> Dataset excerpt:
+++
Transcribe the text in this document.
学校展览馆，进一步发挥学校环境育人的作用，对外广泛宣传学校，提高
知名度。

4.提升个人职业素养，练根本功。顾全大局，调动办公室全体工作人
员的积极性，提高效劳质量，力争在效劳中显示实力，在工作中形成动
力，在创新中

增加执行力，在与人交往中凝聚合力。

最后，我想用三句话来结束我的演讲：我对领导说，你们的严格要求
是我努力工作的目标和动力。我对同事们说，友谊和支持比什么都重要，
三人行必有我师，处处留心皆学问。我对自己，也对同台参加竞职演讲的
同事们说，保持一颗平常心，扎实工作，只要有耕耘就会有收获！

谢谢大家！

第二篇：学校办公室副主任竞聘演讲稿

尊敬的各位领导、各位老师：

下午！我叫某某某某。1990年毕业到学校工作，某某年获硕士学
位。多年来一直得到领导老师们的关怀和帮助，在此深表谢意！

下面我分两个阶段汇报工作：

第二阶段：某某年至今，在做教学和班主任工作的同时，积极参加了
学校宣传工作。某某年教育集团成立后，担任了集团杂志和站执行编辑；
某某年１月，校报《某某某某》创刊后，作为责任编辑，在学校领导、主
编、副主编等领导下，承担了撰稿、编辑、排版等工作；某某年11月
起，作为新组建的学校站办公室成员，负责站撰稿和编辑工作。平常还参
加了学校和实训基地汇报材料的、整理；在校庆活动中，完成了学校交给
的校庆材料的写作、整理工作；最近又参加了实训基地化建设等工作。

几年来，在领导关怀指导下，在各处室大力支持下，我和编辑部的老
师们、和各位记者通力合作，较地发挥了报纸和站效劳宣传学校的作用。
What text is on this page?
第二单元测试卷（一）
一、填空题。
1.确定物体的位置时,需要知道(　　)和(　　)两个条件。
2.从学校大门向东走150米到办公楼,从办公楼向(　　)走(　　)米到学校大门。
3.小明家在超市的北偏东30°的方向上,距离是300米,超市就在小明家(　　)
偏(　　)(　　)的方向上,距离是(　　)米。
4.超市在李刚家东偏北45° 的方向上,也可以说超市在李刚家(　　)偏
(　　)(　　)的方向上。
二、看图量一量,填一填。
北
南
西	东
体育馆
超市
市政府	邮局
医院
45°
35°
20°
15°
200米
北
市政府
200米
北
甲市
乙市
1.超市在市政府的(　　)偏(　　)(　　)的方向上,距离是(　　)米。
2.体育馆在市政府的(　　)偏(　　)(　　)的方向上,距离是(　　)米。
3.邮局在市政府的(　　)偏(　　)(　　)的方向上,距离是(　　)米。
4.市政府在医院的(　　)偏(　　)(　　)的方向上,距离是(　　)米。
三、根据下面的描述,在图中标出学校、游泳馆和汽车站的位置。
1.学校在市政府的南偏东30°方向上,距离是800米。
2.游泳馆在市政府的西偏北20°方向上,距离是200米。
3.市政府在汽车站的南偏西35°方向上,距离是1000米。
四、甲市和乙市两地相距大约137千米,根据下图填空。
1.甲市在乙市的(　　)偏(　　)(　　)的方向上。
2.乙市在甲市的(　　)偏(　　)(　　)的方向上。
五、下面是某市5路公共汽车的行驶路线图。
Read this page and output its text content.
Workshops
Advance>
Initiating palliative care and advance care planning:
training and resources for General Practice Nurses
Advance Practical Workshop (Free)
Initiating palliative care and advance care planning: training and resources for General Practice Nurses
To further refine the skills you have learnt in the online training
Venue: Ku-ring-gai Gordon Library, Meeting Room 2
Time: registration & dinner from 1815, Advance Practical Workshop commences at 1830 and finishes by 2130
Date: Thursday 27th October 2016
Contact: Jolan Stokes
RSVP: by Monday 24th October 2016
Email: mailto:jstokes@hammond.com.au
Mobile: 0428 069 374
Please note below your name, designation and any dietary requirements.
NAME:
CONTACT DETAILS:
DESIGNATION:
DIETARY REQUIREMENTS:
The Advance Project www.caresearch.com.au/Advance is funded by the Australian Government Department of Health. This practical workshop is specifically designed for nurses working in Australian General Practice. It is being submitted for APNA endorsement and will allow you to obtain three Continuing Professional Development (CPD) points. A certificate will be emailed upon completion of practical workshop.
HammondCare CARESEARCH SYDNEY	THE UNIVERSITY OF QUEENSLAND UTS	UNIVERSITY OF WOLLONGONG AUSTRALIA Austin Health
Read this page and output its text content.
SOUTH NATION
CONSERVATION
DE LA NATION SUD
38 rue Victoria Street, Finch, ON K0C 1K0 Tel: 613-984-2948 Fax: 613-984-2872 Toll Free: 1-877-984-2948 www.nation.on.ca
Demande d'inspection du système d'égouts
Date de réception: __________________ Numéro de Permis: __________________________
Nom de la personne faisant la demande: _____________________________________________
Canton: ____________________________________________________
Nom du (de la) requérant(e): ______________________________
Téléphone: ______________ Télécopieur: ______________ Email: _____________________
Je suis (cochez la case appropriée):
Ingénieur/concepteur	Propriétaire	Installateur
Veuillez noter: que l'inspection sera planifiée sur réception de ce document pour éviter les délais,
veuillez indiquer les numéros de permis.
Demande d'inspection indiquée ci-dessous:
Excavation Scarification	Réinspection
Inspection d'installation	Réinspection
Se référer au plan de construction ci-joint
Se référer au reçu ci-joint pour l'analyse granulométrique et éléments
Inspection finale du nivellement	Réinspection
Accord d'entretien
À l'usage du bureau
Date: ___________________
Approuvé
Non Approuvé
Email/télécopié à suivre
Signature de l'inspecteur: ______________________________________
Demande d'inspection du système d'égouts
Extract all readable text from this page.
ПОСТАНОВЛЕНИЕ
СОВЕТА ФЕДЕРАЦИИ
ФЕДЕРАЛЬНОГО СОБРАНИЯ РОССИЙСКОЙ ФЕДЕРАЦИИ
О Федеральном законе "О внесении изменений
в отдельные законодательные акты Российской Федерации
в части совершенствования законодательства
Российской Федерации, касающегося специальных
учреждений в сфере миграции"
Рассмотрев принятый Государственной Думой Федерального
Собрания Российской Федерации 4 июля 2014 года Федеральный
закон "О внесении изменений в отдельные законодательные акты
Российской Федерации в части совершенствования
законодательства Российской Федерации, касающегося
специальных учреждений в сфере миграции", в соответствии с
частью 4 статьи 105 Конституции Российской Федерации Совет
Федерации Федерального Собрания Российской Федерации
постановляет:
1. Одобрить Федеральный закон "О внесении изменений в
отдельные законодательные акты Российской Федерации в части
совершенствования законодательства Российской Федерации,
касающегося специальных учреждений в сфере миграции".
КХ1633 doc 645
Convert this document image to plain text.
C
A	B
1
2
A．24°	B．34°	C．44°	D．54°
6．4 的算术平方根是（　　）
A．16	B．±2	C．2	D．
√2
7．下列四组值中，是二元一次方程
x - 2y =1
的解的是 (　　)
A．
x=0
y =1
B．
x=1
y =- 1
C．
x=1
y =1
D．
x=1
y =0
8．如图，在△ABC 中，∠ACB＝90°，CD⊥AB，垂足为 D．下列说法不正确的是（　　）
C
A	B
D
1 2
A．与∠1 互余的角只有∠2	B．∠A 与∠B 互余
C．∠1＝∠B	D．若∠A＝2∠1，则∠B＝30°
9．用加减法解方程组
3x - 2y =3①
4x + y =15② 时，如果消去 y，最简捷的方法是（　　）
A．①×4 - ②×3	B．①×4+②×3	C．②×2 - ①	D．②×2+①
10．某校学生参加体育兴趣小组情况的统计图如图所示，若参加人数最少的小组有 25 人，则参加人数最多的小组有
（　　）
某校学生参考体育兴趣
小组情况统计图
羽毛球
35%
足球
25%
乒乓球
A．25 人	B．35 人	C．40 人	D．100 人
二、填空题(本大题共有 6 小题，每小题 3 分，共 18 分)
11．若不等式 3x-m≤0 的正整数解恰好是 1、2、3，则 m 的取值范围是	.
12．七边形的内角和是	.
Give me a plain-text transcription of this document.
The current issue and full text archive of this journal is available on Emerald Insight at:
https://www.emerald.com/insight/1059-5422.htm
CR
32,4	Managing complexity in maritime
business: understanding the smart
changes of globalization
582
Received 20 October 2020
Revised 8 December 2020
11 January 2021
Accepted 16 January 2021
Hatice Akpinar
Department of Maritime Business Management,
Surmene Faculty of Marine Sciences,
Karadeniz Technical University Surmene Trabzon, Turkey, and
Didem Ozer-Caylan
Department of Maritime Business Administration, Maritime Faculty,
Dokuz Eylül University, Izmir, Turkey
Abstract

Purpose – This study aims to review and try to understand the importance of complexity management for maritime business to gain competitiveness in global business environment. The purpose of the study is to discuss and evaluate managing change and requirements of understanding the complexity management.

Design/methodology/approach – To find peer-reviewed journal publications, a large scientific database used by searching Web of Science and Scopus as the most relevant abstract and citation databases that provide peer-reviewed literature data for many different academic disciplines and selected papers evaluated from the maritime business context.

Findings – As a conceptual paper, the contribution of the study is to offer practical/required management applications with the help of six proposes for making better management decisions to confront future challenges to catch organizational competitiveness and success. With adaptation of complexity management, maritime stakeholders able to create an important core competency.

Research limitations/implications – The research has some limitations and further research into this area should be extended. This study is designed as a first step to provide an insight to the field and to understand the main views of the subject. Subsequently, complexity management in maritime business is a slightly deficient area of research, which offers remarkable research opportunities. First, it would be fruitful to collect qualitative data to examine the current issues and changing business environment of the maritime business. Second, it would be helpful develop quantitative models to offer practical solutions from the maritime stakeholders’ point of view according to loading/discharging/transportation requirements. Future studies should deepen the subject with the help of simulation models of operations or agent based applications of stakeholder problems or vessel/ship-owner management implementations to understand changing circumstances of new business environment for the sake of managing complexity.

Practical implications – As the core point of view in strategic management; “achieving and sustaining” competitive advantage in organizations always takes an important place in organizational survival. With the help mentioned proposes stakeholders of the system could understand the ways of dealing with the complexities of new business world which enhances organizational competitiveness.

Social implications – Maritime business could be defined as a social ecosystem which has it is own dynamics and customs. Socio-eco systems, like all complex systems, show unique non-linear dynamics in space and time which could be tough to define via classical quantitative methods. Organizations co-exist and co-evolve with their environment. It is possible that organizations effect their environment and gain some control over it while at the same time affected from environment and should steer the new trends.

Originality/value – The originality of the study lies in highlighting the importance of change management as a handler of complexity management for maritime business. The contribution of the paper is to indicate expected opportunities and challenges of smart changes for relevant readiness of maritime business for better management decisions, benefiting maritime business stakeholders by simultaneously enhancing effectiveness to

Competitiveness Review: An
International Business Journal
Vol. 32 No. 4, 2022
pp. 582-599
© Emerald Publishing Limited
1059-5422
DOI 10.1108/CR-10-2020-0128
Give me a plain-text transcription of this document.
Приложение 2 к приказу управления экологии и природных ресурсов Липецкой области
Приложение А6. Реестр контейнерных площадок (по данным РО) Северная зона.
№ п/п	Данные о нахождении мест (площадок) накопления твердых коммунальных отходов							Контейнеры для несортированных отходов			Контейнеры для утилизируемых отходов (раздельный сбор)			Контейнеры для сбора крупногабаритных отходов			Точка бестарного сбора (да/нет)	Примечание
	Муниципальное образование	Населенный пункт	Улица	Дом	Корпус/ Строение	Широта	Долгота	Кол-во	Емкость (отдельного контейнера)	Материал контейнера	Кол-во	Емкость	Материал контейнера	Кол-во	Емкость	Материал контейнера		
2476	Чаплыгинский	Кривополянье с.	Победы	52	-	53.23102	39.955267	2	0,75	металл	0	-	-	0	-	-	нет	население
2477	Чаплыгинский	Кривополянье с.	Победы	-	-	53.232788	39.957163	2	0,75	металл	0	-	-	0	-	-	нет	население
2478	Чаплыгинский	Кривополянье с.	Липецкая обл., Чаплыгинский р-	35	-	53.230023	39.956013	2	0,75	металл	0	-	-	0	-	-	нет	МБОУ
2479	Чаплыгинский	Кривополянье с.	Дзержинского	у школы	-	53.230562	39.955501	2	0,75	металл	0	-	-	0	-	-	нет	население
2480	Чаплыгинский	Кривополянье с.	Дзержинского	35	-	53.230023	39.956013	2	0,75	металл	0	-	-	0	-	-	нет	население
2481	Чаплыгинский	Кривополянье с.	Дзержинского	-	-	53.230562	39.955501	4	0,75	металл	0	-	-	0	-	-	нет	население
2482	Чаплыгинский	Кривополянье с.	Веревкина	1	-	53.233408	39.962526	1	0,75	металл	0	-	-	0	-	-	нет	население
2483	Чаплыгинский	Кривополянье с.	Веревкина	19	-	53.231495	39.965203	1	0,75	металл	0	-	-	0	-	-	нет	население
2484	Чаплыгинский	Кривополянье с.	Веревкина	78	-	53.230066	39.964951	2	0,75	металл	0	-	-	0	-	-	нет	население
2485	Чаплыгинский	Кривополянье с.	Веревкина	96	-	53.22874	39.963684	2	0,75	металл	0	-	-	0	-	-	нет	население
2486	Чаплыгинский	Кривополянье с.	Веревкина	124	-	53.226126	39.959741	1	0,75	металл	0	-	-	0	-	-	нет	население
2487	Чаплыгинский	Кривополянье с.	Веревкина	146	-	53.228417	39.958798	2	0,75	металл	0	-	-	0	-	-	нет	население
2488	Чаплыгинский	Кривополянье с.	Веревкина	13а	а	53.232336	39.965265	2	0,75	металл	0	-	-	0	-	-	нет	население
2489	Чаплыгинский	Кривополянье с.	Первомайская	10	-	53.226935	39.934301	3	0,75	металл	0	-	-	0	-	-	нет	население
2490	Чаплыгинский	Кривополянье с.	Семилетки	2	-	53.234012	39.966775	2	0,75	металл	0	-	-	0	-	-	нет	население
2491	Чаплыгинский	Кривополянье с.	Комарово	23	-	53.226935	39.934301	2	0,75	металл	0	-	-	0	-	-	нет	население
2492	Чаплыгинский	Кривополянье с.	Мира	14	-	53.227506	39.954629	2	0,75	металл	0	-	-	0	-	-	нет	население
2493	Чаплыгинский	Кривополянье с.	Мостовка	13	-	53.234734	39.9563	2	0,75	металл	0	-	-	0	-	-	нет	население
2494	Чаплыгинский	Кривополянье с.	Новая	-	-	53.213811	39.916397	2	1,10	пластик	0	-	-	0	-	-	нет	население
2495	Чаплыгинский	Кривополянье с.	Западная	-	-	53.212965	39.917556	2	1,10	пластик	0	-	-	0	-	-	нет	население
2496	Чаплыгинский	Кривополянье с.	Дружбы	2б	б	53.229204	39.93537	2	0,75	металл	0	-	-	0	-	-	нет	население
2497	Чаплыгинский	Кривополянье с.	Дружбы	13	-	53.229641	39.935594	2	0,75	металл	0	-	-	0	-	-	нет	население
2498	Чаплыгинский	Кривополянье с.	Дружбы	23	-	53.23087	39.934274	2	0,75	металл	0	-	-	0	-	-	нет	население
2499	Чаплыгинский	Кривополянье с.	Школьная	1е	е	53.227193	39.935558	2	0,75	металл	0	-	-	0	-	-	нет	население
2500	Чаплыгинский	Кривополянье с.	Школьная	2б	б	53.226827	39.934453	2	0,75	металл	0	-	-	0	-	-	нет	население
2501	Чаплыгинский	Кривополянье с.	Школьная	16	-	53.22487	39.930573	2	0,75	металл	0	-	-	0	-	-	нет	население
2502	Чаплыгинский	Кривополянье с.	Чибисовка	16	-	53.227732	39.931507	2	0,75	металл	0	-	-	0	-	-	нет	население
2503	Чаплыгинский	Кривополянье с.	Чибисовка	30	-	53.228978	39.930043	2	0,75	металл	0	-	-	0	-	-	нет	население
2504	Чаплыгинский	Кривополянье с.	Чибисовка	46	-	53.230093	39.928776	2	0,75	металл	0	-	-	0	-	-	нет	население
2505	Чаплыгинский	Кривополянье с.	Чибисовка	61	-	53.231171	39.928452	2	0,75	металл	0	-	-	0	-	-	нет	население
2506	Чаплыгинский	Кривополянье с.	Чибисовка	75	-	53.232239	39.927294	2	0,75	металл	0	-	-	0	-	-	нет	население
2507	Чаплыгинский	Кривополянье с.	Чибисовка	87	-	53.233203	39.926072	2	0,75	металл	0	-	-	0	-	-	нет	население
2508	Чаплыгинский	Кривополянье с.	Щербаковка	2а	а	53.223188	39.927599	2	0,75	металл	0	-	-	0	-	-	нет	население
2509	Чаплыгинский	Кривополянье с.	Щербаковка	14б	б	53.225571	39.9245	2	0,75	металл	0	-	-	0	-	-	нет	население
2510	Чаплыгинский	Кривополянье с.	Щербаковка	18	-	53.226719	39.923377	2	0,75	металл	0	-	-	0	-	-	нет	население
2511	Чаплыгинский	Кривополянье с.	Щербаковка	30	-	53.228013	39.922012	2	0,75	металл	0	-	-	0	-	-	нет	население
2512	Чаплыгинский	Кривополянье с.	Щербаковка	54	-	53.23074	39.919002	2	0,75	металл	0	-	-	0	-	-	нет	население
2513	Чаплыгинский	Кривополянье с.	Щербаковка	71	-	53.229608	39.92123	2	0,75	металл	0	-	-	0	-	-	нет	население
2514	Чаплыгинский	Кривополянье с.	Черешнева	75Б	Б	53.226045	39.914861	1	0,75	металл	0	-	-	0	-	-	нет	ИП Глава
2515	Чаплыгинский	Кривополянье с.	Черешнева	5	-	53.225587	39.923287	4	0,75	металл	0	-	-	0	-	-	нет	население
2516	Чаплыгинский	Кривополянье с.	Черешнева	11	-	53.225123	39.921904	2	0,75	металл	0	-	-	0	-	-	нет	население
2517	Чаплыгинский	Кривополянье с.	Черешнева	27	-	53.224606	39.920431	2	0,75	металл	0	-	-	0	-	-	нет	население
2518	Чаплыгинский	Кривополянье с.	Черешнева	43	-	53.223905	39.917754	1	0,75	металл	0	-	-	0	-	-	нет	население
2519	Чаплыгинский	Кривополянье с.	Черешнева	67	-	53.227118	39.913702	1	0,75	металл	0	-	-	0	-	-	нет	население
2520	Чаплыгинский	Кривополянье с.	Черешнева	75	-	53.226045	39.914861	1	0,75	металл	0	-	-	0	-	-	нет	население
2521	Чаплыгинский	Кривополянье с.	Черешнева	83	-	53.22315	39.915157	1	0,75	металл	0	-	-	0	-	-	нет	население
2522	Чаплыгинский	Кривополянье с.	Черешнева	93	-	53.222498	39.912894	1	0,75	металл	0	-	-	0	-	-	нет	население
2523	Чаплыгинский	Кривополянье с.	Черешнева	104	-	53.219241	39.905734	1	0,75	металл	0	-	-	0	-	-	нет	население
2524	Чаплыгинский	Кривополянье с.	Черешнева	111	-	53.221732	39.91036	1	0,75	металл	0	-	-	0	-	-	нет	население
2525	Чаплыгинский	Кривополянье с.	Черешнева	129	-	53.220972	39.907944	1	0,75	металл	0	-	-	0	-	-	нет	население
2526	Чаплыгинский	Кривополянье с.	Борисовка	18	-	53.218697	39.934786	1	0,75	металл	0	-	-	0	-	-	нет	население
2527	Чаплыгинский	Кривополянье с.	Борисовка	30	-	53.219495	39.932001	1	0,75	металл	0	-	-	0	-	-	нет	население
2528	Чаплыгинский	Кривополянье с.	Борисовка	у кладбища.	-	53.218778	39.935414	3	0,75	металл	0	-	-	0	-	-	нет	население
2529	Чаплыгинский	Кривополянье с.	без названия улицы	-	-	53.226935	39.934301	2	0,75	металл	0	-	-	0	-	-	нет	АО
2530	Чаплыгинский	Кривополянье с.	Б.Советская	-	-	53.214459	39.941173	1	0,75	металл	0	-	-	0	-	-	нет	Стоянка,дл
+++
> Task instructions: Work out how many lines in the entries hold the string "Free". Your answer should consist solely of that number.

> Answer to the task: 2